_Stated task:_ Repeat the material exactly, leaving nothing out.

_Data records:_
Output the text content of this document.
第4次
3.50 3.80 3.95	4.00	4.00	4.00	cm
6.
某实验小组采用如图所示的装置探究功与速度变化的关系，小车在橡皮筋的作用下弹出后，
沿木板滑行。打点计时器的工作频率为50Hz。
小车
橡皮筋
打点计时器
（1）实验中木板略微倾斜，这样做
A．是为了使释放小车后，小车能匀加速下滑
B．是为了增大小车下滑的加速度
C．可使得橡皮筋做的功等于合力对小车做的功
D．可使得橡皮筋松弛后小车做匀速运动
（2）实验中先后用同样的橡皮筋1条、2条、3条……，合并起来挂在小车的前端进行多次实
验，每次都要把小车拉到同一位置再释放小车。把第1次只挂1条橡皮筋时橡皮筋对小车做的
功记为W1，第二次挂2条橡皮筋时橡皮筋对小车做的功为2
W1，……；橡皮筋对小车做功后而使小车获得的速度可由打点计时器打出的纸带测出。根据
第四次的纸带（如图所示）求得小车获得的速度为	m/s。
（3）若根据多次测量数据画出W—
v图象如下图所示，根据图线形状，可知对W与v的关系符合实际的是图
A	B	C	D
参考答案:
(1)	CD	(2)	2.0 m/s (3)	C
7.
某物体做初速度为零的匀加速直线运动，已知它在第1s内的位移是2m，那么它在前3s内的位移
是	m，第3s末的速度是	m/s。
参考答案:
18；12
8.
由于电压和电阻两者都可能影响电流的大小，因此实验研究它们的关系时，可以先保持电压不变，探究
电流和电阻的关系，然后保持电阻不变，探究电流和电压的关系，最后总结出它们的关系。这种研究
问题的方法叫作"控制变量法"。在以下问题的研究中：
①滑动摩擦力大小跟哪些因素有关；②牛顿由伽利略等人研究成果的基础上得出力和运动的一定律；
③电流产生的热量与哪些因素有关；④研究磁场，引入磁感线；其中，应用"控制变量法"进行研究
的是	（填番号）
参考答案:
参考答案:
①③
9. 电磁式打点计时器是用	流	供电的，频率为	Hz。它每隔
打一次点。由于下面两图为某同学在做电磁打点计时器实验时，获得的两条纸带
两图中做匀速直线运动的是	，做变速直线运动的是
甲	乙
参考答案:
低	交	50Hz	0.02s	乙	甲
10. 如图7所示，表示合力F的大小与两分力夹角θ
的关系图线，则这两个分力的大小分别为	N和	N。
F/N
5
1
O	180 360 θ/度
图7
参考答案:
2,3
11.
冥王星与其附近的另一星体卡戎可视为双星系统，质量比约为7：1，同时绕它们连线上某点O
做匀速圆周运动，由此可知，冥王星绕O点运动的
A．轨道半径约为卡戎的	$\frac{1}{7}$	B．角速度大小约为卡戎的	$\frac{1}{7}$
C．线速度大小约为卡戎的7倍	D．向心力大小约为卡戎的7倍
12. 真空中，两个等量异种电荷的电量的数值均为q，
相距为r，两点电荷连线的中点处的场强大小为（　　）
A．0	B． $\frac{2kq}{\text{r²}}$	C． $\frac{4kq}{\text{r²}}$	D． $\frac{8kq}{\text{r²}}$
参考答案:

_Result:_
Output the text content of this document.
第4次
3.50 3.80 3.95	4.00	4.00	4.00	cm
6.
某实验小组采用如图所示的装置探究功与速度变化的关系，小车在橡皮筋的作用下弹出后，
沿木板滑行。打点计时器的工作频率为50Hz。
小车
橡皮筋
打点计时器
（1）实验中木板略微倾斜，这样做
A．是为了使释放小车后，小车能匀加速下滑
B．是为了增大小车下滑的加速度
C．可使得橡皮筋做的功等于合力对小车做的功
D．可使得橡皮筋松弛后小车做匀速运动
（2）实验中先后用同样的橡皮筋1条、2条、3条……，合并起来挂在小车的前端进行多次实
验，每次都要把小车拉到同一位置再释放小车。把第1次只挂1条橡皮筋时橡皮筋对小车做的
功记为W1，第二次挂2条橡皮筋时橡皮筋对小车做的功为2
W1，……；橡皮筋对小车做功后而使小车获得的速度可由打点计时器打出的纸带测出。根据
第四次的纸带（如图所示）求得小车获得的速度为	m/s。
（3）若根据多次测量数据画出W—
v图象如下图所示，根据图线形状，可知对W与v的关系符合实际的是图
A	B	C	D
参考答案:
(1)	CD	(2)	2.0 m/s (3)	C
7.
某物体做初速度为零的匀加速直线运动，已知它在第1s内的位移是2m，那么它在前3s内的位移
是	m，第3s末的速度是	m/s。
参考答案:
18；12
8.
由于电压和电阻两者都可能影响电流的大小，因此实验研究它们的关系时，可以先保持电压不变，探究
电流和电阻的关系，然后保持电阻不变，探究电流和电压的关系，最后总结出它们的关系。这种研究
问题的方法叫作"控制变量法"。在以下问题的研究中：
①滑动摩擦力大小跟哪些因素有关；②牛顿由伽利略等人研究成果的基础上得出力和运动的一定律；
③电流产生的热量与哪些因素有关；④研究磁场，引入磁感线；其中，应用"控制变量法"进行研究
的是	（填番号）
参考答案:
参考答案:
①③
9. 电磁式打点计时器是用	流	供电的，频率为	Hz。它每隔
打一次点。由于下面两图为某同学在做电磁打点计时器实验时，获得的两条纸带
两图中做匀速直线运动的是	，做变速直线运动的是
甲	乙
参考答案:
低	交	50Hz	0.02s	乙	甲
10. 如图7所示，表示合力F的大小与两分力夹角θ
的关系图线，则这两个分力的大小分别为	N和	N。
F/N
5
1
O	180 360 θ/度
图7
参考答案:
2,3
11.
冥王星与其附近的另一星体卡戎可视为双星系统，质量比约为7：1，同时绕它们连线上某点O
做匀速圆周运动，由此可知，冥王星绕O点运动的
A．轨道半径约为卡戎的	$\frac{1}{7}$	B．角速度大小约为卡戎的	$\frac{1}{7}$
C．线速度大小约为卡戎的7倍	D．向心力大小约为卡戎的7倍
12. 真空中，两个等量异种电荷的电量的数值均为q，
相距为r，两点电荷连线的中点处的场强大小为（　　）
A．0	B． $\frac{2kq}{\text{r²}}$	C． $\frac{4kq}{\text{r²}}$	D． $\frac{8kq}{\text{r²}}$
参考答案:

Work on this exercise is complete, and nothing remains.